| DATA IN THIS EXERCISE |
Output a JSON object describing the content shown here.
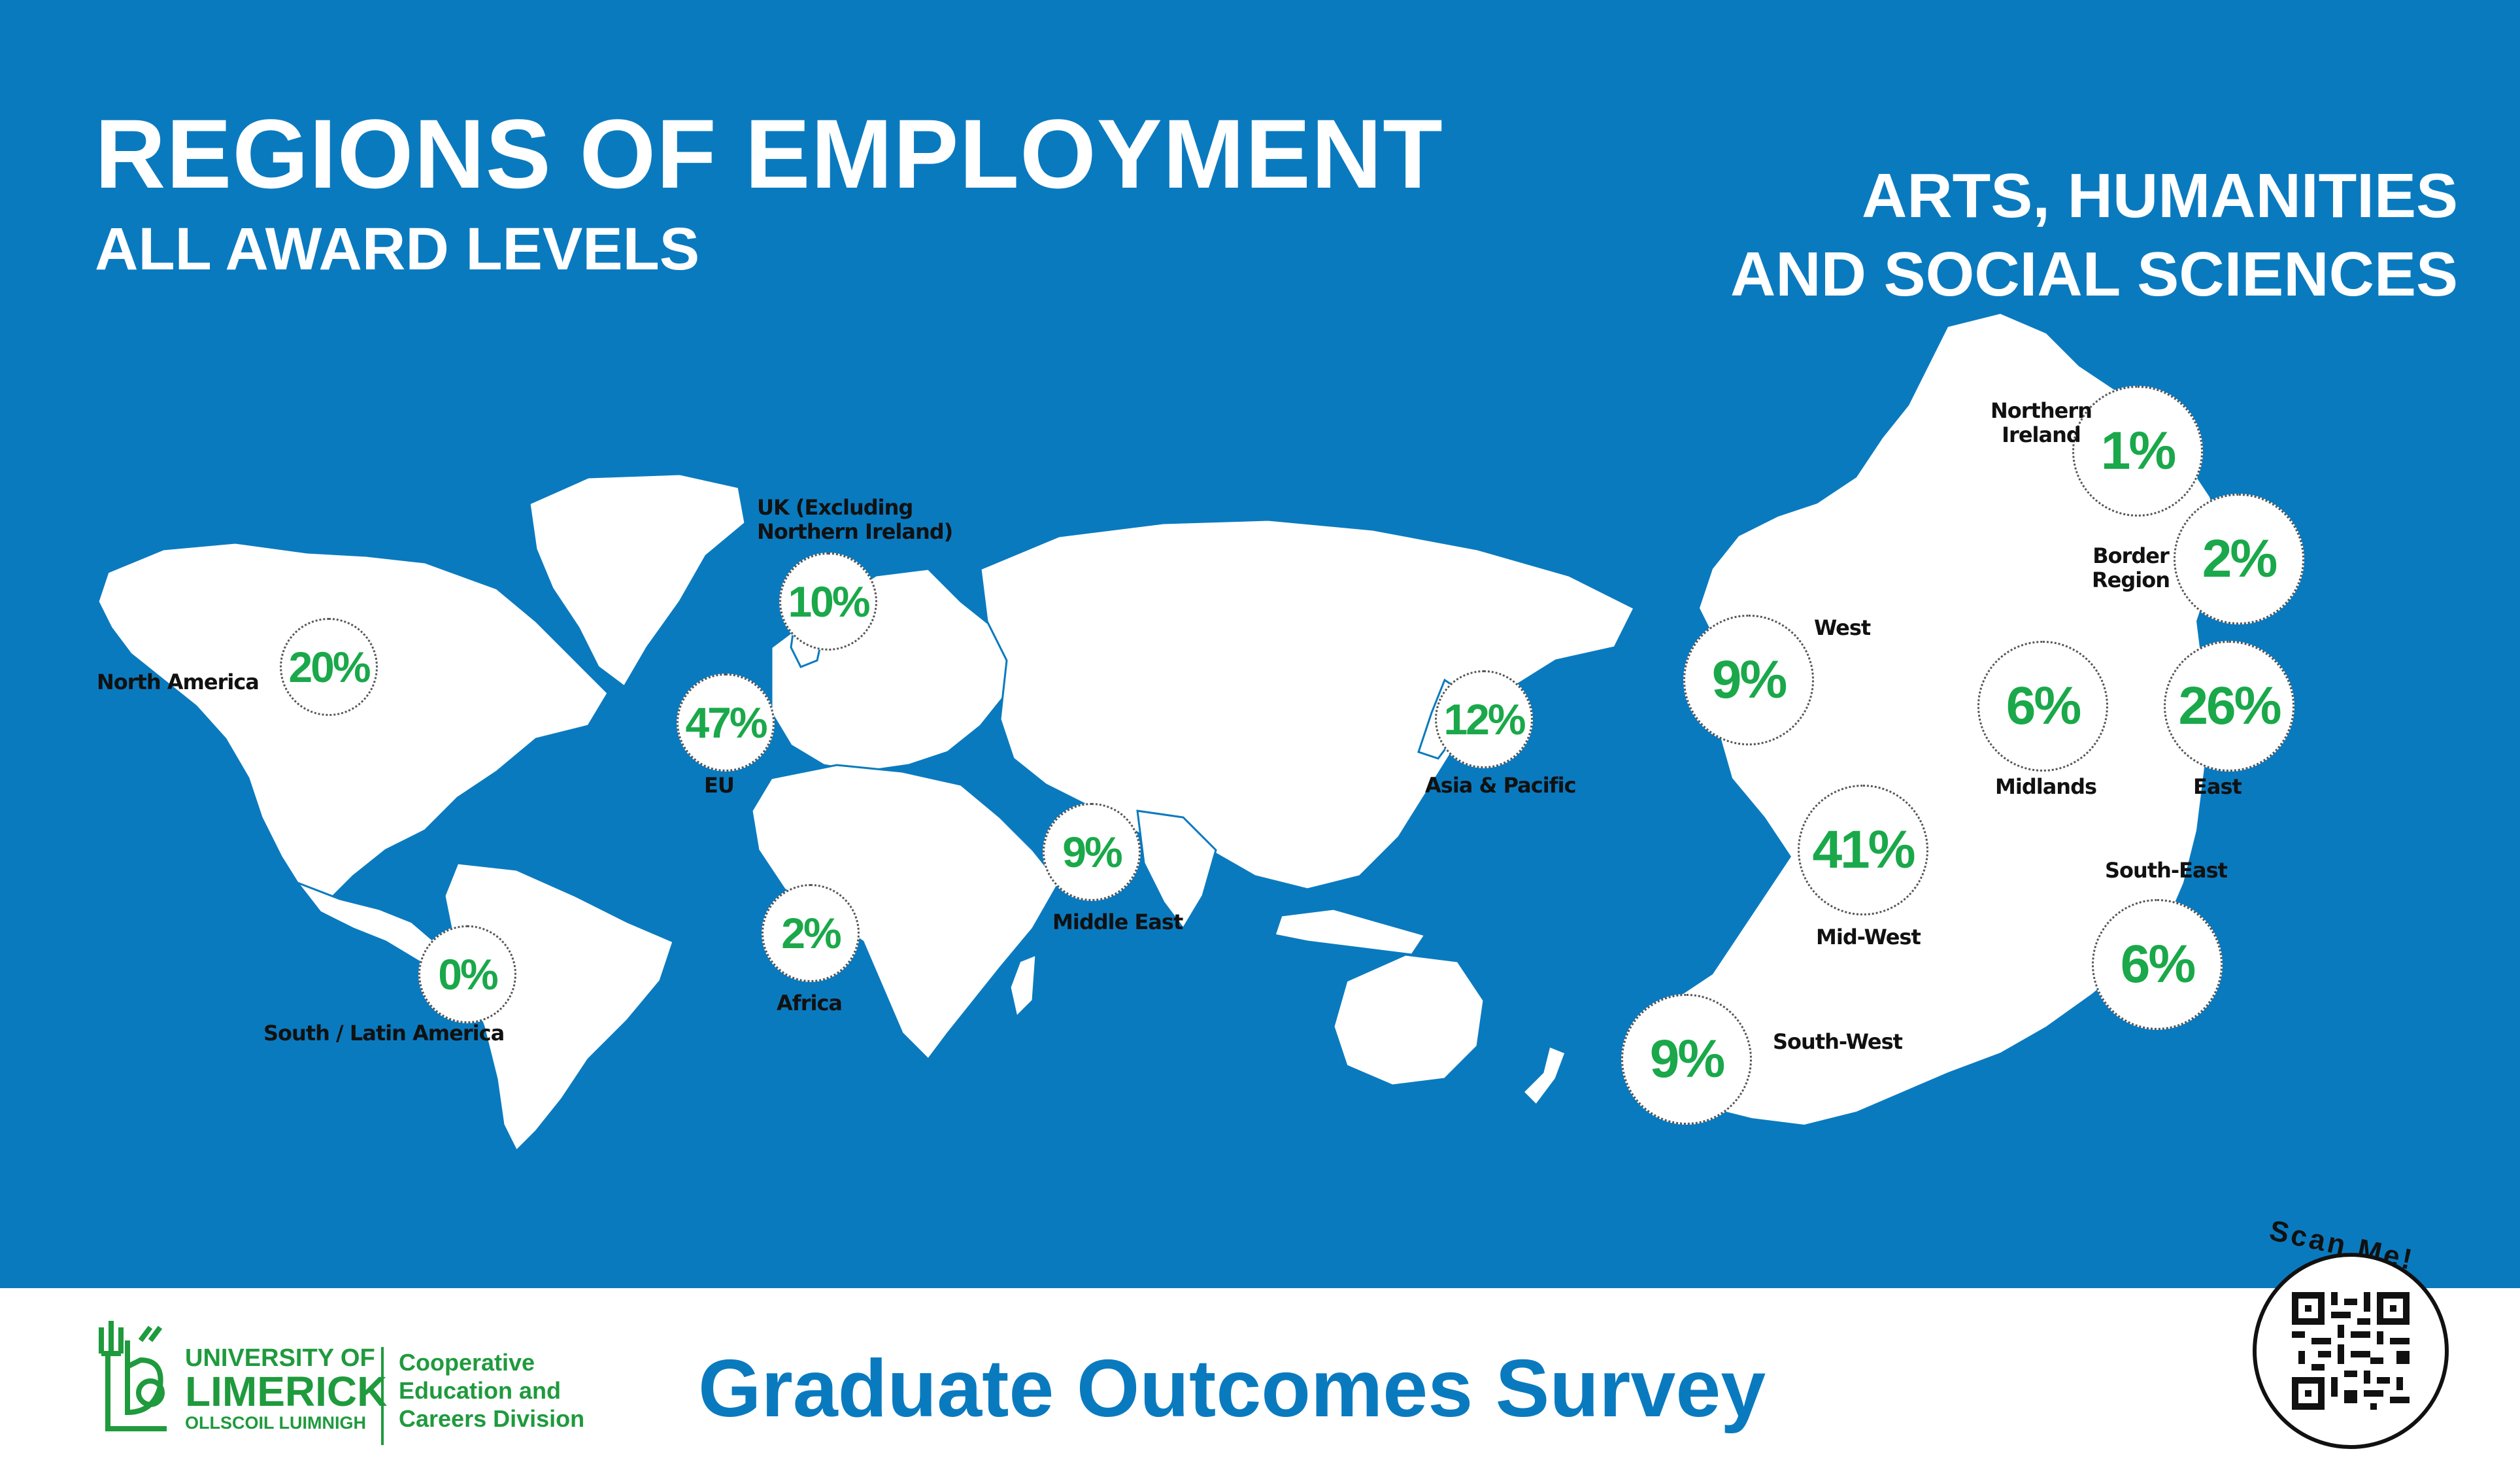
{
  "title": "REGIONS OF EMPLOYMENT",
  "subtitle": "ALL AWARD LEVELS",
  "faculty_line1": "ARTS, HUMANITIES",
  "faculty_line2": "AND SOCIAL SCIENCES",
  "world_regions": [
    {
      "name": "North America",
      "value": "20%"
    },
    {
      "name": "UK (Excluding Northern Ireland)",
      "name_line1": "UK (Excluding",
      "name_line2": "Northern Ireland)",
      "value": "10%"
    },
    {
      "name": "EU",
      "value": "47%"
    },
    {
      "name": "Asia & Pacific",
      "value": "12%"
    },
    {
      "name": "Middle East",
      "value": "9%"
    },
    {
      "name": "Africa",
      "value": "2%"
    },
    {
      "name": "South / Latin America",
      "value": "0%"
    }
  ],
  "ireland_regions": [
    {
      "name": "Northern Ireland",
      "name_line1": "Northern",
      "name_line2": "Ireland",
      "value": "1%"
    },
    {
      "name": "Border Region",
      "name_line1": "Border",
      "name_line2": "Region",
      "value": "2%"
    },
    {
      "name": "West",
      "value": "9%"
    },
    {
      "name": "Midlands",
      "value": "6%"
    },
    {
      "name": "East",
      "value": "26%"
    },
    {
      "name": "Mid-West",
      "value": "41%"
    },
    {
      "name": "South-East",
      "value": "6%"
    },
    {
      "name": "South-West",
      "value": "9%"
    }
  ],
  "footer": {
    "uni_line1": "UNIVERSITY OF",
    "uni_line2": "LIMERICK",
    "uni_line3": "OLLSCOIL LUIMNIGH",
    "division_line1": "Cooperative",
    "division_line2": "Education and",
    "division_line3": "Careers Division",
    "survey_title": "Graduate Outcomes Survey",
    "scan_label": "Scan Me!"
  },
  "colors": {
    "background": "#0a7abf",
    "accent_green": "#1aa84a",
    "brand_green": "#1f9a3d",
    "land": "#ffffff"
  }
}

| YOUR OBJECTIVE |
Output the records above exactly as they are, leaving out the pictures.

| REPLY TO THE TASK |
Output a JSON object describing the content shown here.
{
  "title": "REGIONS OF EMPLOYMENT",
  "subtitle": "ALL AWARD LEVELS",
  "faculty_line1": "ARTS, HUMANITIES",
  "faculty_line2": "AND SOCIAL SCIENCES",
  "world_regions": [
    {
      "name": "North America",
      "value": "20%"
    },
    {
      "name": "UK (Excluding Northern Ireland)",
      "name_line1": "UK (Excluding",
      "name_line2": "Northern Ireland)",
      "value": "10%"
    },
    {
      "name": "EU",
      "value": "47%"
    },
    {
      "name": "Asia & Pacific",
      "value": "12%"
    },
    {
      "name": "Middle East",
      "value": "9%"
    },
    {
      "name": "Africa",
      "value": "2%"
    },
    {
      "name": "South / Latin America",
      "value": "0%"
    }
  ],
  "ireland_regions": [
    {
      "name": "Northern Ireland",
      "name_line1": "Northern",
      "name_line2": "Ireland",
      "value": "1%"
    },
    {
      "name": "Border Region",
      "name_line1": "Border",
      "name_line2": "Region",
      "value": "2%"
    },
    {
      "name": "West",
      "value": "9%"
    },
    {
      "name": "Midlands",
      "value": "6%"
    },
    {
      "name": "East",
      "value": "26%"
    },
    {
      "name": "Mid-West",
      "value": "41%"
    },
    {
      "name": "South-East",
      "value": "6%"
    },
    {
      "name": "South-West",
      "value": "9%"
    }
  ],
  "footer": {
    "uni_line1": "UNIVERSITY OF",
    "uni_line2": "LIMERICK",
    "uni_line3": "OLLSCOIL LUIMNIGH",
    "division_line1": "Cooperative",
    "division_line2": "Education and",
    "division_line3": "Careers Division",
    "survey_title": "Graduate Outcomes Survey",
    "scan_label": "Scan Me!"
  },
  "colors": {
    "background": "#0a7abf",
    "accent_green": "#1aa84a",
    "brand_green": "#1f9a3d",
    "land": "#ffffff"
  }
}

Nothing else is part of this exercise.